◆ Exercise ◆
Rewrite every row below, swapping "SCBS" for "SBS" wherever it appears and leaving everything else unchanged.

-- START Data for this exercise --

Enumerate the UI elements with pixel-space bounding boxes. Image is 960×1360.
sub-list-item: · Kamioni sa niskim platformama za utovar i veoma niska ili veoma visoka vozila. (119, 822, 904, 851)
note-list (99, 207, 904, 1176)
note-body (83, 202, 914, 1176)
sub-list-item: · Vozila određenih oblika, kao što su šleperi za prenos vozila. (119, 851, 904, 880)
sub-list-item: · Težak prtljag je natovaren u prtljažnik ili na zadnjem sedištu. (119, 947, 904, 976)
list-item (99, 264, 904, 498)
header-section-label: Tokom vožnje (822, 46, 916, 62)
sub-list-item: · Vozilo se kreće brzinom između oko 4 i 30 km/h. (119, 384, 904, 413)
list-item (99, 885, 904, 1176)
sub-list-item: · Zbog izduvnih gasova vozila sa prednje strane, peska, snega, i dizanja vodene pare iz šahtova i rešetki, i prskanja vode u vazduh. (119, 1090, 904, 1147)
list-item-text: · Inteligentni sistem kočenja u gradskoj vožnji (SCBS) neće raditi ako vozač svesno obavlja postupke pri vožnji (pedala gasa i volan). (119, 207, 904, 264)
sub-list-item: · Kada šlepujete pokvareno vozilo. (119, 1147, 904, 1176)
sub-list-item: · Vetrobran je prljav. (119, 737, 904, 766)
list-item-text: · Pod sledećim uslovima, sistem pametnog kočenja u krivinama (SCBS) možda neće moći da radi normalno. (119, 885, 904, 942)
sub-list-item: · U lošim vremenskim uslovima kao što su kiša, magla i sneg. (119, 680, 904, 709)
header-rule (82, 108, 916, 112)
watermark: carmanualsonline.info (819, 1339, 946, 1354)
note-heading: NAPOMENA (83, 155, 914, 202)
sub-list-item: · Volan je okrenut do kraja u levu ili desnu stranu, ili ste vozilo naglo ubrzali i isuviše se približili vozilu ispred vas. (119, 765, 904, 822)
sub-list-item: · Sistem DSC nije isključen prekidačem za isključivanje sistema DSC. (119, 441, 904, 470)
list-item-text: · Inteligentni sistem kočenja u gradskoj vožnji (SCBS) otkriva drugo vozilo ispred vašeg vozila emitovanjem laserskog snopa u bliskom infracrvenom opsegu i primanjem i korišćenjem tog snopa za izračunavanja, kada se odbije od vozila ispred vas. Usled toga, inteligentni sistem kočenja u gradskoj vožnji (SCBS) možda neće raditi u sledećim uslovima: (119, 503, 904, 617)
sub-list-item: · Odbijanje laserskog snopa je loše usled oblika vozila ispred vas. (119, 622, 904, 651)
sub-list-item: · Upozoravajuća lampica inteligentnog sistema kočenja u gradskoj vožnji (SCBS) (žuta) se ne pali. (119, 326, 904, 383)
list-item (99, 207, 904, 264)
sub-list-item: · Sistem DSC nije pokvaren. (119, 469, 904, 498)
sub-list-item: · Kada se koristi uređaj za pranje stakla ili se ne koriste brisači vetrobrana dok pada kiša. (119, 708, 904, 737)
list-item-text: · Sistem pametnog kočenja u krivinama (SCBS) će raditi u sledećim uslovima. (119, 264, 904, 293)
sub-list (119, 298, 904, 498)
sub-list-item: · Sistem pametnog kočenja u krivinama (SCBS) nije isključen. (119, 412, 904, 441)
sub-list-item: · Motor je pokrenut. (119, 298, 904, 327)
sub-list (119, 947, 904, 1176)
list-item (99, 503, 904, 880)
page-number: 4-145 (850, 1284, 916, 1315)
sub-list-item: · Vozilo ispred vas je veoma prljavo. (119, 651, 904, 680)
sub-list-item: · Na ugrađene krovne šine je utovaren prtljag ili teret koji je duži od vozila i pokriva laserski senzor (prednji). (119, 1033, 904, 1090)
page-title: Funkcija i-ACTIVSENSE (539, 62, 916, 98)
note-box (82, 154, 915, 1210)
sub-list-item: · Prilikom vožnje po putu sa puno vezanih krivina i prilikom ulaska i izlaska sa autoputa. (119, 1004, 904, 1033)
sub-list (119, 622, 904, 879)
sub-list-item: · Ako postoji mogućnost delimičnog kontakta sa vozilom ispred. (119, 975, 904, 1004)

-- END Data for this exercise --

◆ Final result ◆
Enumerate the UI elements with pixel-space bounding boxes. Image is 960×1360.
sub-list-item: · Kamioni sa niskim platformama za utovar i veoma niska ili veoma visoka vozila. (119, 822, 904, 851)
note-list (99, 207, 904, 1176)
note-body (83, 202, 914, 1176)
sub-list-item: · Vozila određenih oblika, kao što su šleperi za prenos vozila. (119, 851, 904, 880)
sub-list-item: · Težak prtljag je natovaren u prtljažnik ili na zadnjem sedištu. (119, 947, 904, 976)
list-item (99, 264, 904, 498)
header-section-label: Tokom vožnje (822, 46, 916, 62)
sub-list-item: · Vozilo se kreće brzinom između oko 4 i 30 km/h. (119, 384, 904, 413)
list-item (99, 885, 904, 1176)
sub-list-item: · Zbog izduvnih gasova vozila sa prednje strane, peska, snega, i dizanja vodene pare iz šahtova i rešetki, i prskanja vode u vazduh. (119, 1090, 904, 1147)
list-item-text: · Inteligentni sistem kočenja u gradskoj vožnji (SBS) neće raditi ako vozač svesno obavlja postupke pri vožnji (pedala gasa i volan). (119, 207, 904, 264)
sub-list-item: · Kada šlepujete pokvareno vozilo. (119, 1147, 904, 1176)
sub-list-item: · Vetrobran je prljav. (119, 737, 904, 766)
list-item-text: · Pod sledećim uslovima, sistem pametnog kočenja u krivinama (SBS) možda neće moći da radi normalno. (119, 885, 904, 942)
sub-list-item: · U lošim vremenskim uslovima kao što su kiša, magla i sneg. (119, 680, 904, 709)
header-rule (82, 108, 916, 112)
watermark: carmanualsonline.info (819, 1339, 946, 1354)
note-heading: NAPOMENA (83, 155, 914, 202)
sub-list-item: · Volan je okrenut do kraja u levu ili desnu stranu, ili ste vozilo naglo ubrzali i isuviše se približili vozilu ispred vas. (119, 765, 904, 822)
sub-list-item: · Sistem DSC nije isključen prekidačem za isključivanje sistema DSC. (119, 441, 904, 470)
list-item-text: · Inteligentni sistem kočenja u gradskoj vožnji (SBS) otkriva drugo vozilo ispred vašeg vozila emitovanjem laserskog snopa u bliskom infracrvenom opsegu i primanjem i korišćenjem tog snopa za izračunavanja, kada se odbije od vozila ispred vas. Usled toga, inteligentni sistem kočenja u gradskoj vožnji (SBS) možda neće raditi u sledećim uslovima: (119, 503, 904, 617)
sub-list-item: · Odbijanje laserskog snopa je loše usled oblika vozila ispred vas. (119, 622, 904, 651)
sub-list-item: · Upozoravajuća lampica inteligentnog sistema kočenja u gradskoj vožnji (SBS) (žuta) se ne pali. (119, 326, 904, 383)
list-item (99, 207, 904, 264)
sub-list-item: · Sistem DSC nije pokvaren. (119, 469, 904, 498)
sub-list-item: · Kada se koristi uređaj za pranje stakla ili se ne koriste brisači vetrobrana dok pada kiša. (119, 708, 904, 737)
list-item-text: · Sistem pametnog kočenja u krivinama (SBS) će raditi u sledećim uslovima. (119, 264, 904, 293)
sub-list (119, 298, 904, 498)
sub-list-item: · Sistem pametnog kočenja u krivinama (SBS) nije isključen. (119, 412, 904, 441)
sub-list-item: · Motor je pokrenut. (119, 298, 904, 327)
sub-list (119, 947, 904, 1176)
list-item (99, 503, 904, 880)
page-number: 4-145 (850, 1284, 916, 1315)
sub-list-item: · Vozilo ispred vas je veoma prljavo. (119, 651, 904, 680)
sub-list-item: · Na ugrađene krovne šine je utovaren prtljag ili teret koji je duži od vozila i pokriva laserski senzor (prednji). (119, 1033, 904, 1090)
page-title: Funkcija i-ACTIVSENSE (539, 62, 916, 98)
note-box (82, 154, 915, 1210)
sub-list-item: · Prilikom vožnje po putu sa puno vezanih krivina i prilikom ulaska i izlaska sa autoputa. (119, 1004, 904, 1033)
sub-list (119, 622, 904, 879)
sub-list-item: · Ako postoji mogućnost delimičnog kontakta sa vozilom ispred. (119, 975, 904, 1004)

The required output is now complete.